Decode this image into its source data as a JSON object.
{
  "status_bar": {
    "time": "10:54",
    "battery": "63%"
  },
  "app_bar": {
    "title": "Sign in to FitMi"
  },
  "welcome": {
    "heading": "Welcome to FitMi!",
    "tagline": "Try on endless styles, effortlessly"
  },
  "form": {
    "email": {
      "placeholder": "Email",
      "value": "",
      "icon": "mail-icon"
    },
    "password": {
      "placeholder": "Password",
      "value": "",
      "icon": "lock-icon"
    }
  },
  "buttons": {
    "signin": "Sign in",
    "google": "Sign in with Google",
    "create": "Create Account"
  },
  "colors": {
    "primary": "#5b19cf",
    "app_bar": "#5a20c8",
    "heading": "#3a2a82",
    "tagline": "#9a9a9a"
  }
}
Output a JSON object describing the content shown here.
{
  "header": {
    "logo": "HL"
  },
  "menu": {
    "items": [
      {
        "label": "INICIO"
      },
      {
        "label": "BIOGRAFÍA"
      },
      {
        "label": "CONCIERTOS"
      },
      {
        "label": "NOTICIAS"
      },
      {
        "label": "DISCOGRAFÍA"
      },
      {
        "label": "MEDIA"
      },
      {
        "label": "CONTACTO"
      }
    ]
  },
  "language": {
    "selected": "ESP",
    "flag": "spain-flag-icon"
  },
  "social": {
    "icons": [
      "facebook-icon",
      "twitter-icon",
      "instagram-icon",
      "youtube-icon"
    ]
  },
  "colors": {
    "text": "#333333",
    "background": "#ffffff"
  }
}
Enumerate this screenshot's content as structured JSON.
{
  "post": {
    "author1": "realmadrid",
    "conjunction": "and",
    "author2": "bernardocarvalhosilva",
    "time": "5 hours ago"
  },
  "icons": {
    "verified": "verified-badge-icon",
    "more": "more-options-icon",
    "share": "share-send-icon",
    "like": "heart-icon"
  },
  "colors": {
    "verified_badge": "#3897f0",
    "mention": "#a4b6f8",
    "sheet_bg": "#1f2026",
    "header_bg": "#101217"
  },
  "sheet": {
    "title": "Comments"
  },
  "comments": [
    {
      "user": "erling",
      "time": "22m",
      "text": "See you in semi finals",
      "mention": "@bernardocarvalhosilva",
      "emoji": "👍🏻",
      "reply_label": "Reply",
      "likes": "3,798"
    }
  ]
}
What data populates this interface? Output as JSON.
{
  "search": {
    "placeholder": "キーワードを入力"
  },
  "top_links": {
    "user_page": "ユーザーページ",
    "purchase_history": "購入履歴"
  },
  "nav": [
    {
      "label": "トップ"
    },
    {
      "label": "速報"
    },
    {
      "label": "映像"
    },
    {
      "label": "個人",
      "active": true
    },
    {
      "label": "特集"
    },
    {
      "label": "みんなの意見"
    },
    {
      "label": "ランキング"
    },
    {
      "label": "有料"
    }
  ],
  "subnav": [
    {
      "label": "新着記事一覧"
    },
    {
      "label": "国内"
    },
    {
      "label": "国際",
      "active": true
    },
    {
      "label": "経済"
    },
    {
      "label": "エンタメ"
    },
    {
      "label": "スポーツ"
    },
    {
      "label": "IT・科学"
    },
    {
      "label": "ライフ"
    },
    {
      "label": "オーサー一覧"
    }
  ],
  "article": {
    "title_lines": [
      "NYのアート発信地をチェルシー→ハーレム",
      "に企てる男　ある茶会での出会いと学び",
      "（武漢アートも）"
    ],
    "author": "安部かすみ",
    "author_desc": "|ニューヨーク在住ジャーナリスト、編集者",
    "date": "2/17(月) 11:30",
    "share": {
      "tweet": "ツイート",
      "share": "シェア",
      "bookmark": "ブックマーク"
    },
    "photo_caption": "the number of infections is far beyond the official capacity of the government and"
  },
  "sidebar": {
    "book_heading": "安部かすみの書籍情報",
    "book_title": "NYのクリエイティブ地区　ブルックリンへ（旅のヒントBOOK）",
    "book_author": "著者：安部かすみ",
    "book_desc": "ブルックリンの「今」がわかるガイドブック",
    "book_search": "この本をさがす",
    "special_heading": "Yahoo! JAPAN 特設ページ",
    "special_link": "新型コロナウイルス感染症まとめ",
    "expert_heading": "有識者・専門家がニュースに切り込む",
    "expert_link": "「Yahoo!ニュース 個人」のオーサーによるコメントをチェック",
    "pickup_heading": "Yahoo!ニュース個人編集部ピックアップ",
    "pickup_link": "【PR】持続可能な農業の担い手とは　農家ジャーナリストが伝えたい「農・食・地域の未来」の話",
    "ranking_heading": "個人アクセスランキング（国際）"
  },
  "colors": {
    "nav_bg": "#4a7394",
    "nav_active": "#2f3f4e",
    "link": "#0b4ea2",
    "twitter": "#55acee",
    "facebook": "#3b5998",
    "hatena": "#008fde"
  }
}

**Exercise directions**
Go through the records above and retype each one exactly.

**Answer below**
Decode this image into its source data as a JSON object.
{
  "status_bar": {
    "time": "10:54",
    "battery": "63%"
  },
  "app_bar": {
    "title": "Sign in to FitMi"
  },
  "welcome": {
    "heading": "Welcome to FitMi!",
    "tagline": "Try on endless styles, effortlessly"
  },
  "form": {
    "email": {
      "placeholder": "Email",
      "value": "",
      "icon": "mail-icon"
    },
    "password": {
      "placeholder": "Password",
      "value": "",
      "icon": "lock-icon"
    }
  },
  "buttons": {
    "signin": "Sign in",
    "google": "Sign in with Google",
    "create": "Create Account"
  },
  "colors": {
    "primary": "#5b19cf",
    "app_bar": "#5a20c8",
    "heading": "#3a2a82",
    "tagline": "#9a9a9a"
  }
}
Output a JSON object describing the content shown here.
{
  "header": {
    "logo": "HL"
  },
  "menu": {
    "items": [
      {
        "label": "INICIO"
      },
      {
        "label": "BIOGRAFÍA"
      },
      {
        "label": "CONCIERTOS"
      },
      {
        "label": "NOTICIAS"
      },
      {
        "label": "DISCOGRAFÍA"
      },
      {
        "label": "MEDIA"
      },
      {
        "label": "CONTACTO"
      }
    ]
  },
  "language": {
    "selected": "ESP",
    "flag": "spain-flag-icon"
  },
  "social": {
    "icons": [
      "facebook-icon",
      "twitter-icon",
      "instagram-icon",
      "youtube-icon"
    ]
  },
  "colors": {
    "text": "#333333",
    "background": "#ffffff"
  }
}
Enumerate this screenshot's content as structured JSON.
{
  "post": {
    "author1": "realmadrid",
    "conjunction": "and",
    "author2": "bernardocarvalhosilva",
    "time": "5 hours ago"
  },
  "icons": {
    "verified": "verified-badge-icon",
    "more": "more-options-icon",
    "share": "share-send-icon",
    "like": "heart-icon"
  },
  "colors": {
    "verified_badge": "#3897f0",
    "mention": "#a4b6f8",
    "sheet_bg": "#1f2026",
    "header_bg": "#101217"
  },
  "sheet": {
    "title": "Comments"
  },
  "comments": [
    {
      "user": "erling",
      "time": "22m",
      "text": "See you in semi finals",
      "mention": "@bernardocarvalhosilva",
      "emoji": "👍🏻",
      "reply_label": "Reply",
      "likes": "3,798"
    }
  ]
}
What data populates this interface? Output as JSON.
{
  "search": {
    "placeholder": "キーワードを入力"
  },
  "top_links": {
    "user_page": "ユーザーページ",
    "purchase_history": "購入履歴"
  },
  "nav": [
    {
      "label": "トップ"
    },
    {
      "label": "速報"
    },
    {
      "label": "映像"
    },
    {
      "label": "個人",
      "active": true
    },
    {
      "label": "特集"
    },
    {
      "label": "みんなの意見"
    },
    {
      "label": "ランキング"
    },
    {
      "label": "有料"
    }
  ],
  "subnav": [
    {
      "label": "新着記事一覧"
    },
    {
      "label": "国内"
    },
    {
      "label": "国際",
      "active": true
    },
    {
      "label": "経済"
    },
    {
      "label": "エンタメ"
    },
    {
      "label": "スポーツ"
    },
    {
      "label": "IT・科学"
    },
    {
      "label": "ライフ"
    },
    {
      "label": "オーサー一覧"
    }
  ],
  "article": {
    "title_lines": [
      "NYのアート発信地をチェルシー→ハーレム",
      "に企てる男　ある茶会での出会いと学び",
      "（武漢アートも）"
    ],
    "author": "安部かすみ",
    "author_desc": "|ニューヨーク在住ジャーナリスト、編集者",
    "date": "2/17(月) 11:30",
    "share": {
      "tweet": "ツイート",
      "share": "シェア",
      "bookmark": "ブックマーク"
    },
    "photo_caption": "the number of infections is far beyond the official capacity of the government and"
  },
  "sidebar": {
    "book_heading": "安部かすみの書籍情報",
    "book_title": "NYのクリエイティブ地区　ブルックリンへ（旅のヒントBOOK）",
    "book_author": "著者：安部かすみ",
    "book_desc": "ブルックリンの「今」がわかるガイドブック",
    "book_search": "この本をさがす",
    "special_heading": "Yahoo! JAPAN 特設ページ",
    "special_link": "新型コロナウイルス感染症まとめ",
    "expert_heading": "有識者・専門家がニュースに切り込む",
    "expert_link": "「Yahoo!ニュース 個人」のオーサーによるコメントをチェック",
    "pickup_heading": "Yahoo!ニュース個人編集部ピックアップ",
    "pickup_link": "【PR】持続可能な農業の担い手とは　農家ジャーナリストが伝えたい「農・食・地域の未来」の話",
    "ranking_heading": "個人アクセスランキング（国際）"
  },
  "colors": {
    "nav_bg": "#4a7394",
    "nav_active": "#2f3f4e",
    "link": "#0b4ea2",
    "twitter": "#55acee",
    "facebook": "#3b5998",
    "hatena": "#008fde"
  }
}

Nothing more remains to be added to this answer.